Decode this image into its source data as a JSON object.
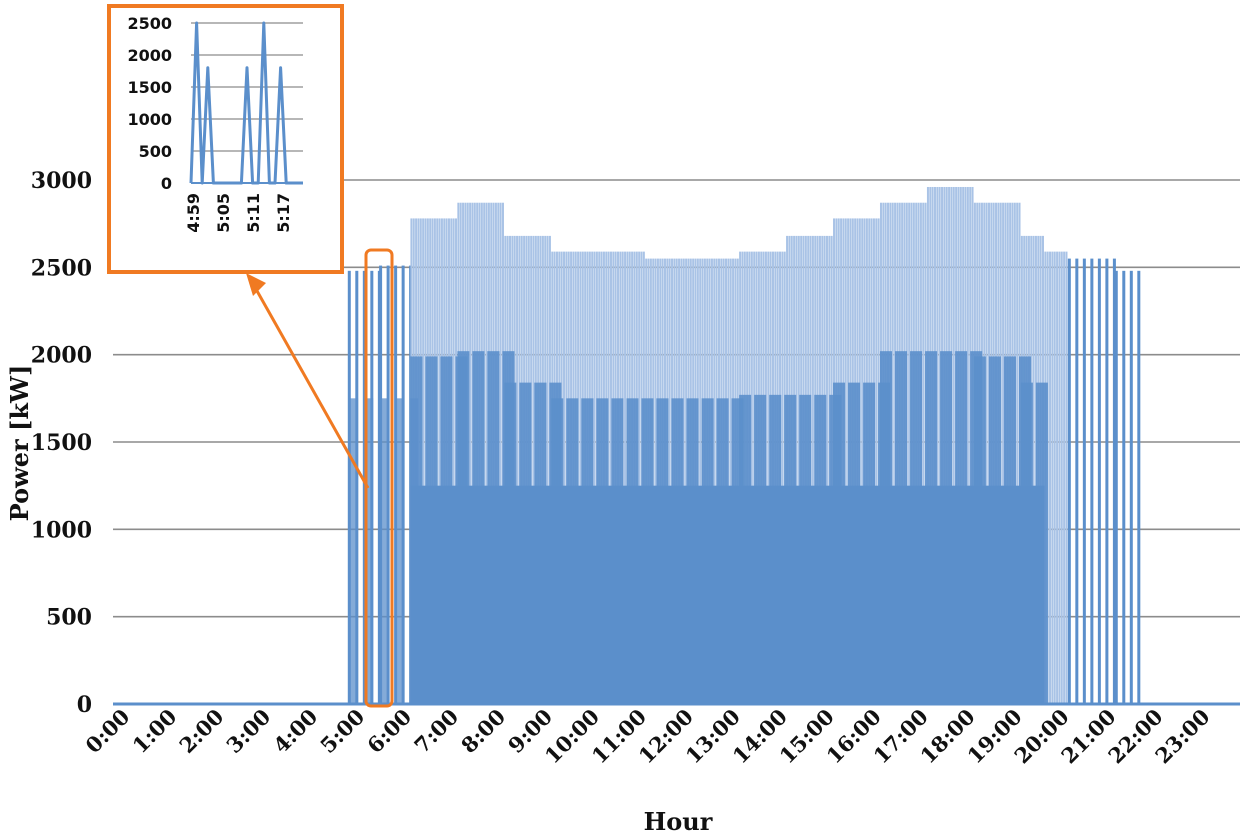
{
  "chart_data": {
    "type": "bar",
    "title": "",
    "xlabel": "Hour",
    "ylabel": "Power [kW]",
    "ylim": [
      0,
      3000
    ],
    "yticks": [
      0,
      500,
      1000,
      1500,
      2000,
      2500,
      3000
    ],
    "x_ticks": [
      "0:00",
      "1:00",
      "2:00",
      "3:00",
      "4:00",
      "5:00",
      "6:00",
      "7:00",
      "8:00",
      "9:00",
      "10:00",
      "11:00",
      "12:00",
      "13:00",
      "14:00",
      "15:00",
      "16:00",
      "17:00",
      "18:00",
      "19:00",
      "20:00",
      "21:00",
      "22:00",
      "23:00"
    ],
    "grid": true,
    "legend": "none",
    "series_color": "#5b8fcb",
    "light_color": "#a9c3e6",
    "peak_envelope": [
      {
        "start": "5:00",
        "end": "5:40",
        "value": 2480,
        "sparse": true
      },
      {
        "start": "5:40",
        "end": "6:20",
        "value": 2510,
        "sparse": true
      },
      {
        "start": "6:20",
        "end": "7:20",
        "value": 2780
      },
      {
        "start": "7:20",
        "end": "8:20",
        "value": 2870
      },
      {
        "start": "8:20",
        "end": "9:20",
        "value": 2680
      },
      {
        "start": "9:20",
        "end": "11:20",
        "value": 2590
      },
      {
        "start": "11:20",
        "end": "13:20",
        "value": 2550
      },
      {
        "start": "13:20",
        "end": "14:20",
        "value": 2590
      },
      {
        "start": "14:20",
        "end": "15:20",
        "value": 2680
      },
      {
        "start": "15:20",
        "end": "16:20",
        "value": 2780
      },
      {
        "start": "16:20",
        "end": "17:20",
        "value": 2870
      },
      {
        "start": "17:20",
        "end": "18:20",
        "value": 2960
      },
      {
        "start": "18:20",
        "end": "19:20",
        "value": 2870
      },
      {
        "start": "19:20",
        "end": "19:50",
        "value": 2680
      },
      {
        "start": "19:50",
        "end": "20:20",
        "value": 2590
      },
      {
        "start": "20:20",
        "end": "21:20",
        "value": 2550,
        "sparse": true
      },
      {
        "start": "21:20",
        "end": "21:50",
        "value": 2480,
        "sparse": true
      }
    ],
    "secondary_envelope": [
      {
        "start": "5:00",
        "end": "6:20",
        "value": 1750,
        "sparse": true
      },
      {
        "start": "6:20",
        "end": "7:20",
        "value": 1990
      },
      {
        "start": "7:20",
        "end": "8:20",
        "value": 2020
      },
      {
        "start": "8:20",
        "end": "9:20",
        "value": 1840
      },
      {
        "start": "9:20",
        "end": "13:20",
        "value": 1750
      },
      {
        "start": "13:20",
        "end": "15:20",
        "value": 1770
      },
      {
        "start": "15:20",
        "end": "16:20",
        "value": 1840
      },
      {
        "start": "16:20",
        "end": "18:20",
        "value": 2020
      },
      {
        "start": "18:20",
        "end": "19:20",
        "value": 1990
      },
      {
        "start": "19:20",
        "end": "19:50",
        "value": 1840
      }
    ],
    "solid_fill_value": 1250,
    "inset": {
      "type": "line",
      "x_ticks": [
        "4:59",
        "5:05",
        "5:11",
        "5:17"
      ],
      "yticks": [
        0,
        500,
        1000,
        1500,
        2000,
        2500
      ],
      "ylim": [
        0,
        2500
      ],
      "x_minutes": [
        0,
        1,
        2,
        3,
        4,
        5,
        6,
        7,
        8,
        9,
        10,
        11,
        12,
        13,
        14,
        15,
        16,
        17,
        18,
        19,
        20
      ],
      "values": [
        0,
        2500,
        0,
        1800,
        0,
        0,
        0,
        0,
        0,
        0,
        1800,
        0,
        0,
        2500,
        0,
        0,
        1800,
        0,
        0,
        0,
        0
      ],
      "highlight_color": "#f07a22"
    }
  }
}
◇ ◇ ◇ ◇
§ **Your objective**: Reproduce the full listing above verbatim, with no pictures included.

§ **Response to this task**:
Decode this image into its source data as a JSON object.
{
  "chart_data": {
    "type": "bar",
    "title": "",
    "xlabel": "Hour",
    "ylabel": "Power [kW]",
    "ylim": [
      0,
      3000
    ],
    "yticks": [
      0,
      500,
      1000,
      1500,
      2000,
      2500,
      3000
    ],
    "x_ticks": [
      "0:00",
      "1:00",
      "2:00",
      "3:00",
      "4:00",
      "5:00",
      "6:00",
      "7:00",
      "8:00",
      "9:00",
      "10:00",
      "11:00",
      "12:00",
      "13:00",
      "14:00",
      "15:00",
      "16:00",
      "17:00",
      "18:00",
      "19:00",
      "20:00",
      "21:00",
      "22:00",
      "23:00"
    ],
    "grid": true,
    "legend": "none",
    "series_color": "#5b8fcb",
    "light_color": "#a9c3e6",
    "peak_envelope": [
      {
        "start": "5:00",
        "end": "5:40",
        "value": 2480,
        "sparse": true
      },
      {
        "start": "5:40",
        "end": "6:20",
        "value": 2510,
        "sparse": true
      },
      {
        "start": "6:20",
        "end": "7:20",
        "value": 2780
      },
      {
        "start": "7:20",
        "end": "8:20",
        "value": 2870
      },
      {
        "start": "8:20",
        "end": "9:20",
        "value": 2680
      },
      {
        "start": "9:20",
        "end": "11:20",
        "value": 2590
      },
      {
        "start": "11:20",
        "end": "13:20",
        "value": 2550
      },
      {
        "start": "13:20",
        "end": "14:20",
        "value": 2590
      },
      {
        "start": "14:20",
        "end": "15:20",
        "value": 2680
      },
      {
        "start": "15:20",
        "end": "16:20",
        "value": 2780
      },
      {
        "start": "16:20",
        "end": "17:20",
        "value": 2870
      },
      {
        "start": "17:20",
        "end": "18:20",
        "value": 2960
      },
      {
        "start": "18:20",
        "end": "19:20",
        "value": 2870
      },
      {
        "start": "19:20",
        "end": "19:50",
        "value": 2680
      },
      {
        "start": "19:50",
        "end": "20:20",
        "value": 2590
      },
      {
        "start": "20:20",
        "end": "21:20",
        "value": 2550,
        "sparse": true
      },
      {
        "start": "21:20",
        "end": "21:50",
        "value": 2480,
        "sparse": true
      }
    ],
    "secondary_envelope": [
      {
        "start": "5:00",
        "end": "6:20",
        "value": 1750,
        "sparse": true
      },
      {
        "start": "6:20",
        "end": "7:20",
        "value": 1990
      },
      {
        "start": "7:20",
        "end": "8:20",
        "value": 2020
      },
      {
        "start": "8:20",
        "end": "9:20",
        "value": 1840
      },
      {
        "start": "9:20",
        "end": "13:20",
        "value": 1750
      },
      {
        "start": "13:20",
        "end": "15:20",
        "value": 1770
      },
      {
        "start": "15:20",
        "end": "16:20",
        "value": 1840
      },
      {
        "start": "16:20",
        "end": "18:20",
        "value": 2020
      },
      {
        "start": "18:20",
        "end": "19:20",
        "value": 1990
      },
      {
        "start": "19:20",
        "end": "19:50",
        "value": 1840
      }
    ],
    "solid_fill_value": 1250,
    "inset": {
      "type": "line",
      "x_ticks": [
        "4:59",
        "5:05",
        "5:11",
        "5:17"
      ],
      "yticks": [
        0,
        500,
        1000,
        1500,
        2000,
        2500
      ],
      "ylim": [
        0,
        2500
      ],
      "x_minutes": [
        0,
        1,
        2,
        3,
        4,
        5,
        6,
        7,
        8,
        9,
        10,
        11,
        12,
        13,
        14,
        15,
        16,
        17,
        18,
        19,
        20
      ],
      "values": [
        0,
        2500,
        0,
        1800,
        0,
        0,
        0,
        0,
        0,
        0,
        1800,
        0,
        0,
        2500,
        0,
        0,
        1800,
        0,
        0,
        0,
        0
      ],
      "highlight_color": "#f07a22"
    }
  }
}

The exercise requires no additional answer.